▶ GIVEN PASSAGE
= Beginning of Section =

Colin explains: ‘We were interested in low-risk people and whether these very healthy people would still experience a benefit from taking statins. There had been controversy over whether there was a benefit of statins for those at low risk of heart attacks. Some studies suggested it didn’t exist, some did.
‘We used information recorded in the trials to set participants [all 175,000] in order of risk. We used measures like cholesterol level, blood pressure, whether or not someone was a smoker to calculate their risk of a heart attack or stroke. We worked out who had the lowest, who the highest and ordered them in line for every trial.’
The researchers then grouped everyone into brackets of risk of having a major cardiovascular event over the course of five years, from those who had <5% risk at one end to >30% risk at the other.
‘Because we had all the data on heart attacks and strokes from the trials we could check the risk scores accurately described what happened,’ Colin explains.

= End of Section =

▶ DATA EXTRACTS
= Beginning of Section =

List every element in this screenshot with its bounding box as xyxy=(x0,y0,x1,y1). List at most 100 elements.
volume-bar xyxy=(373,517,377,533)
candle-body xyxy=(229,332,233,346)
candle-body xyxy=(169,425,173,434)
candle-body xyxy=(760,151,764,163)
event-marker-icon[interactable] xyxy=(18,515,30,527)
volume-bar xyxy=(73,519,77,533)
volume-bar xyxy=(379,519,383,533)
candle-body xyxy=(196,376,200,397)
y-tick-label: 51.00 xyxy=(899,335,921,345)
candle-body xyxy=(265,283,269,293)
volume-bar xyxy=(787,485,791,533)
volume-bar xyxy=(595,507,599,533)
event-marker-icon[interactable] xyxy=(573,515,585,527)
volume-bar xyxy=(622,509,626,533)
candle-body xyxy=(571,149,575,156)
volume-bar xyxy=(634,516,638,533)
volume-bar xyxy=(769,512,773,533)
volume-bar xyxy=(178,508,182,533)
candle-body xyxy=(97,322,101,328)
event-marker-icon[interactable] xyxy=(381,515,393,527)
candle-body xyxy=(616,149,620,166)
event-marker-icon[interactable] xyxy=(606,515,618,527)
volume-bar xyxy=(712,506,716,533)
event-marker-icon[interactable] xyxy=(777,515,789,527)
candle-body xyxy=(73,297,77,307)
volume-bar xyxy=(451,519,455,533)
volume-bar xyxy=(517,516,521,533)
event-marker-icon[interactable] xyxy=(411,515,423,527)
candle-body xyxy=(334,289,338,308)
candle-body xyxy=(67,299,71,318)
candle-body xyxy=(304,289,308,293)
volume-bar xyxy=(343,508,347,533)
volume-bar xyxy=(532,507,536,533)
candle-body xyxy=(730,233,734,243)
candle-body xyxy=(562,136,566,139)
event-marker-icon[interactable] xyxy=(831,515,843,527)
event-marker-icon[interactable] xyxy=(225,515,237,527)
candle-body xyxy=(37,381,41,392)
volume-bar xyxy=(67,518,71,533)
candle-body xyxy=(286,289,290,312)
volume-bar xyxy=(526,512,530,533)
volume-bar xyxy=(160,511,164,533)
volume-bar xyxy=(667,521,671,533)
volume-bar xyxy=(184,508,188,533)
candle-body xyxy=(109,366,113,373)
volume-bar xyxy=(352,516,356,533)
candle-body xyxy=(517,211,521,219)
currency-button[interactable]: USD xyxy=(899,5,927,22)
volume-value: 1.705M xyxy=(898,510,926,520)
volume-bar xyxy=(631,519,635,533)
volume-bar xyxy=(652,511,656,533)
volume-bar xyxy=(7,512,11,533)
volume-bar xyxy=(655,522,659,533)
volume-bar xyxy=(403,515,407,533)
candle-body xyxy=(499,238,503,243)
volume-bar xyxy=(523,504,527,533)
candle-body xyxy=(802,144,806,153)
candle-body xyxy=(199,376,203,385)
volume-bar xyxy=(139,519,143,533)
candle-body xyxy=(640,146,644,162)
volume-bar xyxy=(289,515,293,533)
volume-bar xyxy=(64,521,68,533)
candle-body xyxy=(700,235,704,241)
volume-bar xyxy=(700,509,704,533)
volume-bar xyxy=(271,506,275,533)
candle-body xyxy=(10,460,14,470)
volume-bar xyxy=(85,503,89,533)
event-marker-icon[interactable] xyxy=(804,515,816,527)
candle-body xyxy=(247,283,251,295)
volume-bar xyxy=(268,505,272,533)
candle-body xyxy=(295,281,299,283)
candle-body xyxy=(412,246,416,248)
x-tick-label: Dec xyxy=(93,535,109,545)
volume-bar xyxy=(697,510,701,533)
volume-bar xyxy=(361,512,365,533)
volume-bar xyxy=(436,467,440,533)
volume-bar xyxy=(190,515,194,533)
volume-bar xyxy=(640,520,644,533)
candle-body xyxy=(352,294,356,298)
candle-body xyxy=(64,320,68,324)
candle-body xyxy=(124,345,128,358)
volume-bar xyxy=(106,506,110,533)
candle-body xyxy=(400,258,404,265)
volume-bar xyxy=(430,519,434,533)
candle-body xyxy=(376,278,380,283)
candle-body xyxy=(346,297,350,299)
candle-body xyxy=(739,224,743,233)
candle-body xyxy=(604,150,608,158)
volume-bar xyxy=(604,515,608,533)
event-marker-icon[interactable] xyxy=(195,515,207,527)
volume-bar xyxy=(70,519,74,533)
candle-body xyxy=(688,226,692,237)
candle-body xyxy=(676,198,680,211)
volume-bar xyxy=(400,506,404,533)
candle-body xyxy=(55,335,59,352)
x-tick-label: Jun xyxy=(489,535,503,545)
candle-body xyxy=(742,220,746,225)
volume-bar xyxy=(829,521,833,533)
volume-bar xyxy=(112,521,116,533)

= End of Section =

▶ CHECK YOUR UNDERSTANDING
a) Answer these questions using the statin passage:
(i) Which people were the researchers interested in?
(ii) How many trial participants were put in order of risk?
(iii) Over how many years was the risk of a major cardiovascular event measured for the risk brackets?
b) List every measure the statin passage names as being used to calculate a participant's risk of a heart attack or stroke.

▶ RESULTS FOR THE EXERCISE
a)
(i) Low-risk people
(ii) 175,000
(iii) Five years

b)
- Cholesterol level
- Blood pressure
- Whether or not someone was a smoker